## start

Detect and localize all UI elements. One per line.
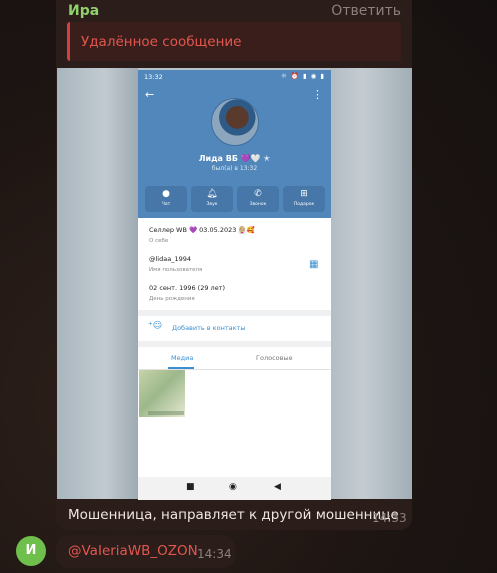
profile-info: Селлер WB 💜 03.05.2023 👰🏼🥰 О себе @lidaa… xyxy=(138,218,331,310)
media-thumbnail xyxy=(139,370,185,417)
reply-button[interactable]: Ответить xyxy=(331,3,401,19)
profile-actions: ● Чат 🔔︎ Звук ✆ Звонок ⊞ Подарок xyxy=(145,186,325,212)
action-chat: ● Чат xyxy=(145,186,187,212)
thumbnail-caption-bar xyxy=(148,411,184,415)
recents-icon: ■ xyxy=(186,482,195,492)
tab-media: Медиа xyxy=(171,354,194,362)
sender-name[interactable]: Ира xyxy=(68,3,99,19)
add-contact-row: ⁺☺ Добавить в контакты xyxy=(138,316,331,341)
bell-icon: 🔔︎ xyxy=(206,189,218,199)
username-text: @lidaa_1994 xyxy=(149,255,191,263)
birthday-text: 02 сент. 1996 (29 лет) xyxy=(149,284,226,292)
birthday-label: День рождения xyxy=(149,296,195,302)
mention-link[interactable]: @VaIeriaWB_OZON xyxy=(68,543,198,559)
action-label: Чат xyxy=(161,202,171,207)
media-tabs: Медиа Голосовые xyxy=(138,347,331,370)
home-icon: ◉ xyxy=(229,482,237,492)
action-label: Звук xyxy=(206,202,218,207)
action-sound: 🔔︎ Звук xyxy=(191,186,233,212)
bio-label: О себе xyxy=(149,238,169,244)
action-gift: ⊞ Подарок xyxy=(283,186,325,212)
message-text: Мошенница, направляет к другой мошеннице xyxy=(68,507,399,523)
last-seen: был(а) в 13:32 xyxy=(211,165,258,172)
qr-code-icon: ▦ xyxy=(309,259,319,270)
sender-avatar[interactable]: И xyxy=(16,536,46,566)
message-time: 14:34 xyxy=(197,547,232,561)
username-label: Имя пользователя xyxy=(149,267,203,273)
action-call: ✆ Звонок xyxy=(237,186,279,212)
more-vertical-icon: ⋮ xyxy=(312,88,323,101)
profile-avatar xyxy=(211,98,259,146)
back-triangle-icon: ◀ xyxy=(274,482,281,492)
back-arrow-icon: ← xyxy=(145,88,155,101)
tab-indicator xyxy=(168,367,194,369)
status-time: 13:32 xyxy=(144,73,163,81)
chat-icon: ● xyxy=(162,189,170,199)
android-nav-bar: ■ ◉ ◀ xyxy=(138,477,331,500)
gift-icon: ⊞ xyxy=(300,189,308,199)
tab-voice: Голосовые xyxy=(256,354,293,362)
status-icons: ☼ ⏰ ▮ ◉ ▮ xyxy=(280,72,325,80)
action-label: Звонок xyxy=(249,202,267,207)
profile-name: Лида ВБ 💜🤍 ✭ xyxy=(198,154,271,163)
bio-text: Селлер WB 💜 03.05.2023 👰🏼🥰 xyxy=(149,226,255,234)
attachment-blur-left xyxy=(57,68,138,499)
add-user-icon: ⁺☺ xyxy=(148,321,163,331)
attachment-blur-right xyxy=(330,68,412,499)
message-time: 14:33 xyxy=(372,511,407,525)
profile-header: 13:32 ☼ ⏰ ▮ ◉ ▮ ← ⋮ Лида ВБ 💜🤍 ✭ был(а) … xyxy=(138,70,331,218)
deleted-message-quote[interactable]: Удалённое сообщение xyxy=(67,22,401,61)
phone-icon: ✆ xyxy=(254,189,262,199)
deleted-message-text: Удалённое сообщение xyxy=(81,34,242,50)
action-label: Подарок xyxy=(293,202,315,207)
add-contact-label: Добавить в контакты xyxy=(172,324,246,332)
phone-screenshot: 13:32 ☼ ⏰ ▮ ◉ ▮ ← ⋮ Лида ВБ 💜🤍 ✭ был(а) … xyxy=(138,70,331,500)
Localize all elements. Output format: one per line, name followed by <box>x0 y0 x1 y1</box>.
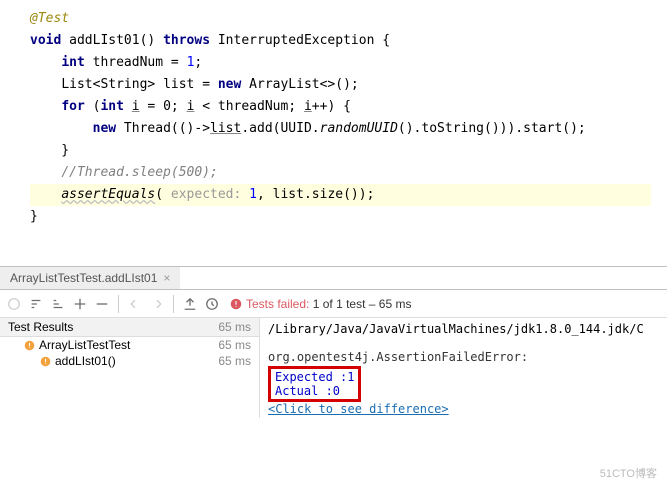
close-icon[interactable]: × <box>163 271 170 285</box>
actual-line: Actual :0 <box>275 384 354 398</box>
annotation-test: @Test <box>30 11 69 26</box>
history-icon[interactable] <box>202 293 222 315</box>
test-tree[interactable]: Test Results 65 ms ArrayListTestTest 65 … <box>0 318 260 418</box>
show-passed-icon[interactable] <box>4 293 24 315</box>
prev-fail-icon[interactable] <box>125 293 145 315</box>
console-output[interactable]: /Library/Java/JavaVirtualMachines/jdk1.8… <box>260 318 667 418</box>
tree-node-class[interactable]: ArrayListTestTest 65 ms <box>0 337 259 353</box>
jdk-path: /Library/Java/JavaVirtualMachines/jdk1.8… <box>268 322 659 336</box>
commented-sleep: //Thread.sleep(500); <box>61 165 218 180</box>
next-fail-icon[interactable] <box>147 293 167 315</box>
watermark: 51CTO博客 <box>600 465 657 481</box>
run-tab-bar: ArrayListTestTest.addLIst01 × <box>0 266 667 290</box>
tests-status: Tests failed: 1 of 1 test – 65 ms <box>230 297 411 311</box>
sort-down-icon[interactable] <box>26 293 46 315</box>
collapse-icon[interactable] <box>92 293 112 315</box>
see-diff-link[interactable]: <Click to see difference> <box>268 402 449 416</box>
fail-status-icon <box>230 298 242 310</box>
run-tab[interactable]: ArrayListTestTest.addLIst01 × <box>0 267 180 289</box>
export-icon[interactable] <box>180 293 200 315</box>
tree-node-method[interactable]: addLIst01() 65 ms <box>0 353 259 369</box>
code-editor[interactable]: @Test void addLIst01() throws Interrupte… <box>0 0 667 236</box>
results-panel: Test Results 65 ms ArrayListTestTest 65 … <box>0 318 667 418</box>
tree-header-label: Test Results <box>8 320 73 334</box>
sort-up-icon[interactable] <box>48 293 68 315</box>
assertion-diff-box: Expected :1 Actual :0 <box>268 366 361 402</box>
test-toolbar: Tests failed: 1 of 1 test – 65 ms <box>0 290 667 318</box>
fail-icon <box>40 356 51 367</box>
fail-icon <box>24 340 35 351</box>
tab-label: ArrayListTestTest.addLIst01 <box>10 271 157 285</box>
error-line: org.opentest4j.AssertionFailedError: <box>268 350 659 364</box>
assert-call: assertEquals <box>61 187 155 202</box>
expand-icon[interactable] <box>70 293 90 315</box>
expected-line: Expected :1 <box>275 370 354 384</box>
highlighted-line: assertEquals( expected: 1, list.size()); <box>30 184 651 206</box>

## end

**Given request:**
Reproduce every entry above word for word, leaving out the pictures.

**Result for this task:**
Detect and localize all UI elements. One per line.
profile-info: Селлер WB 💜 03.05.2023 👰🏼🥰 О себе @lidaa… xyxy=(138,218,331,310)
media-thumbnail xyxy=(139,370,185,417)
reply-button[interactable]: Ответить xyxy=(331,3,401,19)
profile-actions: ● Чат 🔔︎ Звук ✆ Звонок ⊞ Подарок xyxy=(145,186,325,212)
action-chat: ● Чат xyxy=(145,186,187,212)
thumbnail-caption-bar xyxy=(148,411,184,415)
recents-icon: ■ xyxy=(186,482,195,492)
tab-media: Медиа xyxy=(171,354,194,362)
sender-name[interactable]: Ира xyxy=(68,3,99,19)
add-contact-row: ⁺☺ Добавить в контакты xyxy=(138,316,331,341)
bell-icon: 🔔︎ xyxy=(206,189,218,199)
username-text: @lidaa_1994 xyxy=(149,255,191,263)
birthday-text: 02 сент. 1996 (29 лет) xyxy=(149,284,226,292)
birthday-label: День рождения xyxy=(149,296,195,302)
mention-link[interactable]: @VaIeriaWB_OZON xyxy=(68,543,198,559)
action-label: Чат xyxy=(161,202,171,207)
media-tabs: Медиа Голосовые xyxy=(138,347,331,370)
home-icon: ◉ xyxy=(229,482,237,492)
action-label: Звук xyxy=(206,202,218,207)
action-sound: 🔔︎ Звук xyxy=(191,186,233,212)
bio-label: О себе xyxy=(149,238,169,244)
action-gift: ⊞ Подарок xyxy=(283,186,325,212)
message-text: Мошенница, направляет к другой мошеннице xyxy=(68,507,399,523)
last-seen: был(а) в 13:32 xyxy=(211,165,258,172)
qr-code-icon: ▦ xyxy=(309,259,319,270)
sender-avatar[interactable]: И xyxy=(16,536,46,566)
message-time: 14:34 xyxy=(197,547,232,561)
username-label: Имя пользователя xyxy=(149,267,203,273)
action-call: ✆ Звонок xyxy=(237,186,279,212)
more-vertical-icon: ⋮ xyxy=(312,88,323,101)
profile-avatar xyxy=(211,98,259,146)
back-triangle-icon: ◀ xyxy=(274,482,281,492)
back-arrow-icon: ← xyxy=(145,88,155,101)
tab-indicator xyxy=(168,367,194,369)
status-time: 13:32 xyxy=(144,73,163,81)
chat-icon: ● xyxy=(162,189,170,199)
android-nav-bar: ■ ◉ ◀ xyxy=(138,477,331,500)
gift-icon: ⊞ xyxy=(300,189,308,199)
tab-voice: Голосовые xyxy=(256,354,293,362)
status-icons: ☼ ⏰ ▮ ◉ ▮ xyxy=(280,72,325,80)
action-label: Звонок xyxy=(249,202,267,207)
profile-name: Лида ВБ 💜🤍 ✭ xyxy=(198,154,271,163)
bio-text: Селлер WB 💜 03.05.2023 👰🏼🥰 xyxy=(149,226,255,234)
attachment-blur-left xyxy=(57,68,138,499)
add-user-icon: ⁺☺ xyxy=(148,321,163,331)
attachment-blur-right xyxy=(330,68,412,499)
message-time: 14:33 xyxy=(372,511,407,525)
profile-header: 13:32 ☼ ⏰ ▮ ◉ ▮ ← ⋮ Лида ВБ 💜🤍 ✭ был(а) … xyxy=(138,70,331,218)
deleted-message-quote[interactable]: Удалённое сообщение xyxy=(67,22,401,61)
phone-icon: ✆ xyxy=(254,189,262,199)
deleted-message-text: Удалённое сообщение xyxy=(81,34,242,50)
action-label: Подарок xyxy=(293,202,315,207)
add-contact-label: Добавить в контакты xyxy=(172,324,246,332)
phone-screenshot: 13:32 ☼ ⏰ ▮ ◉ ▮ ← ⋮ Лида ВБ 💜🤍 ✭ был(а) … xyxy=(138,70,331,500)
Localize all elements. Output format: one per line, name followed by <box>x0 y0 x1 y1</box>.
close-icon[interactable]: × <box>163 271 170 285</box>
actual-line: Actual :0 <box>275 384 354 398</box>
annotation-test: @Test <box>30 11 69 26</box>
history-icon[interactable] <box>202 293 222 315</box>
test-tree[interactable]: Test Results 65 ms ArrayListTestTest 65 … <box>0 318 260 418</box>
show-passed-icon[interactable] <box>4 293 24 315</box>
prev-fail-icon[interactable] <box>125 293 145 315</box>
console-output[interactable]: /Library/Java/JavaVirtualMachines/jdk1.8… <box>260 318 667 418</box>
tree-node-class[interactable]: ArrayListTestTest 65 ms <box>0 337 259 353</box>
jdk-path: /Library/Java/JavaVirtualMachines/jdk1.8… <box>268 322 659 336</box>
commented-sleep: //Thread.sleep(500); <box>61 165 218 180</box>
next-fail-icon[interactable] <box>147 293 167 315</box>
watermark: 51CTO博客 <box>600 465 657 481</box>
run-tab-bar: ArrayListTestTest.addLIst01 × <box>0 266 667 290</box>
tests-status: Tests failed: 1 of 1 test – 65 ms <box>230 297 411 311</box>
sort-down-icon[interactable] <box>26 293 46 315</box>
collapse-icon[interactable] <box>92 293 112 315</box>
see-diff-link[interactable]: <Click to see difference> <box>268 402 449 416</box>
fail-status-icon <box>230 298 242 310</box>
run-tab[interactable]: ArrayListTestTest.addLIst01 × <box>0 267 180 289</box>
export-icon[interactable] <box>180 293 200 315</box>
tree-node-method[interactable]: addLIst01() 65 ms <box>0 353 259 369</box>
code-editor[interactable]: @Test void addLIst01() throws Interrupte… <box>0 0 667 236</box>
results-panel: Test Results 65 ms ArrayListTestTest 65 … <box>0 318 667 418</box>
tree-header-label: Test Results <box>8 320 73 334</box>
sort-up-icon[interactable] <box>48 293 68 315</box>
assertion-diff-box: Expected :1 Actual :0 <box>268 366 361 402</box>
test-toolbar: Tests failed: 1 of 1 test – 65 ms <box>0 290 667 318</box>
fail-icon <box>40 356 51 367</box>
fail-icon <box>24 340 35 351</box>
tab-label: ArrayListTestTest.addLIst01 <box>10 271 157 285</box>
error-line: org.opentest4j.AssertionFailedError: <box>268 350 659 364</box>
assert-call: assertEquals <box>61 187 155 202</box>
expand-icon[interactable] <box>70 293 90 315</box>
expected-line: Expected :1 <box>275 370 354 384</box>
highlighted-line: assertEquals( expected: 1, list.size()); <box>30 184 651 206</box>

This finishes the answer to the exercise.